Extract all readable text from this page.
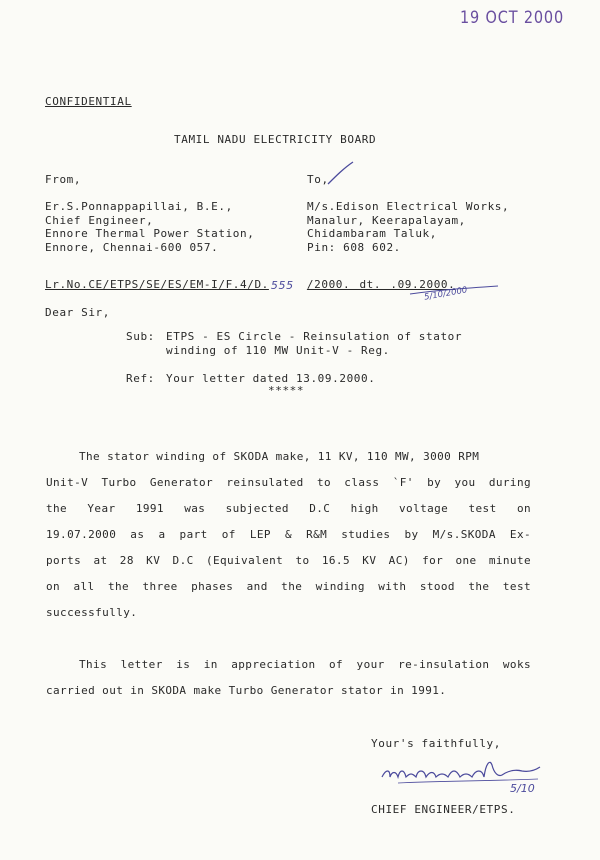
19 OCT 2000
CONFIDENTIAL
TAMIL NADU ELECTRICITY BOARD
From,
Er.S.Ponnappapillai, B.E.,
Chief Engineer,
Ennore Thermal Power Station,
Ennore, Chennai-600 057.
To,
M/s.Edison Electrical Works,
Manalur, Keerapalayam,
Chidambaram Taluk,
Pin: 608 602.
Lr.No.CE/ETPS/SE/ES/EM-I/F.4/D. 555 /2000. dt. .09.2000.
5/10/2000
Dear Sir,
Sub: ETPS - ES Circle - Reinsulation of stator
winding of 110 MW Unit-V - Reg.
Ref: Your letter dated 13.09.2000.
*****
The stator winding of SKODA make, 11 KV, 110 MW, 3000 RPM
Unit-V Turbo Generator reinsulated to class `F' by you during
the Year 1991 was subjected D.C high voltage test on
19.07.2000 as a part of LEP & R&M studies by M/s.SKODA Ex-
ports at 28 KV D.C (Equivalent to 16.5 KV AC) for one minute
on all the three phases and the winding with stood the test
successfully.
This letter is in appreciation of your re-insulation woks
carried out in SKODA make Turbo Generator stator in 1991.
Your's faithfully,
5/10
CHIEF ENGINEER/ETPS.
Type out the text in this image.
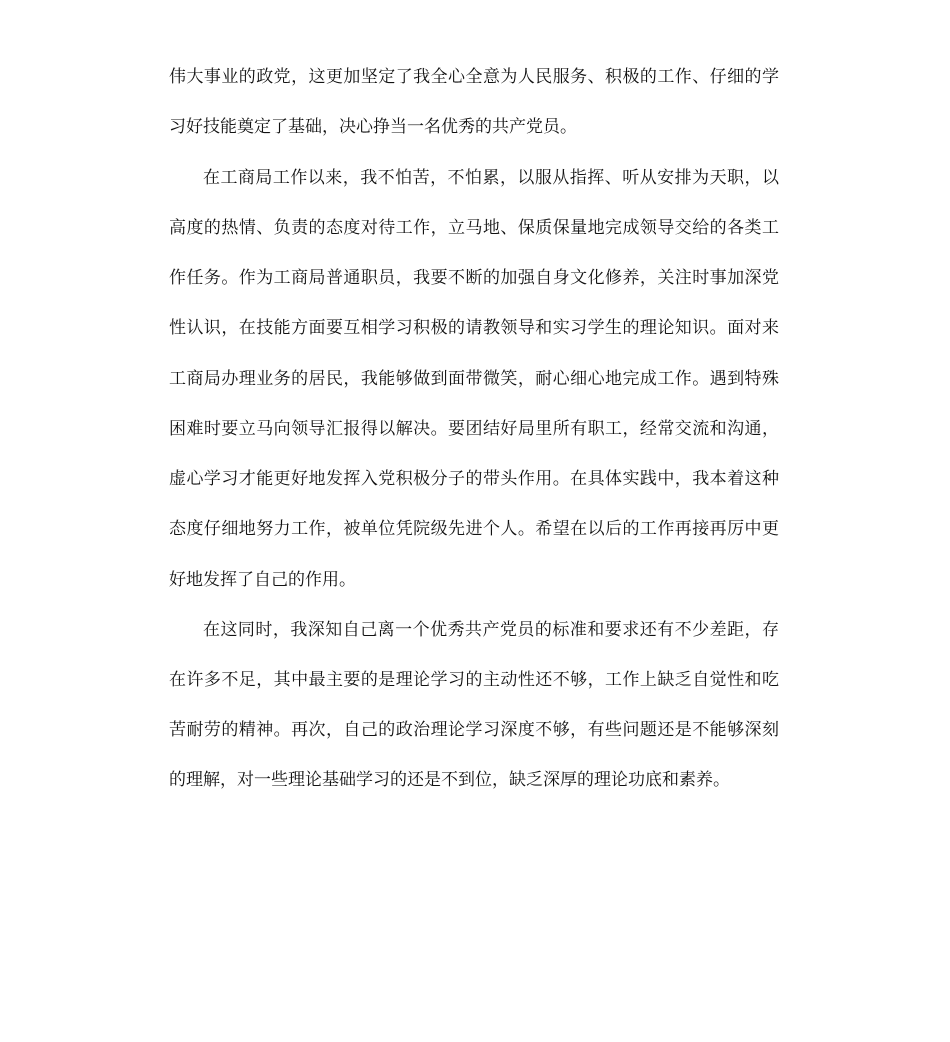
伟大事业的政党，这更加坚定了我全心全意为人民服务、积极的工作、仔细的学
习好技能奠定了基础，决心挣当一名优秀的共产党员。
在工商局工作以来，我不怕苦，不怕累，以服从指挥、听从安排为天职，以
高度的热情、负责的态度对待工作，立马地、保质保量地完成领导交给的各类工
作任务。作为工商局普通职员，我要不断的加强自身文化修养，关注时事加深党
性认识，在技能方面要互相学习积极的请教领导和实习学生的理论知识。面对来
工商局办理业务的居民，我能够做到面带微笑，耐心细心地完成工作。遇到特殊
困难时要立马向领导汇报得以解决。要团结好局里所有职工，经常交流和沟通，
虚心学习才能更好地发挥入党积极分子的带头作用。在具体实践中，我本着这种
态度仔细地努力工作，被单位凭院级先进个人。希望在以后的工作再接再厉中更
好地发挥了自己的作用。
在这同时，我深知自己离一个优秀共产党员的标准和要求还有不少差距，存
在许多不足，其中最主要的是理论学习的主动性还不够，工作上缺乏自觉性和吃
苦耐劳的精神。再次，自己的政治理论学习深度不够，有些问题还是不能够深刻
的理解，对一些理论基础学习的还是不到位，缺乏深厚的理论功底和素养。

---------------

## Written problem
List all lines holding the string "Generator".

## Task output
Unit-V Turbo Generator reinsulated to class `F' by you during
carried out in SKODA make Turbo Generator stator in 1991.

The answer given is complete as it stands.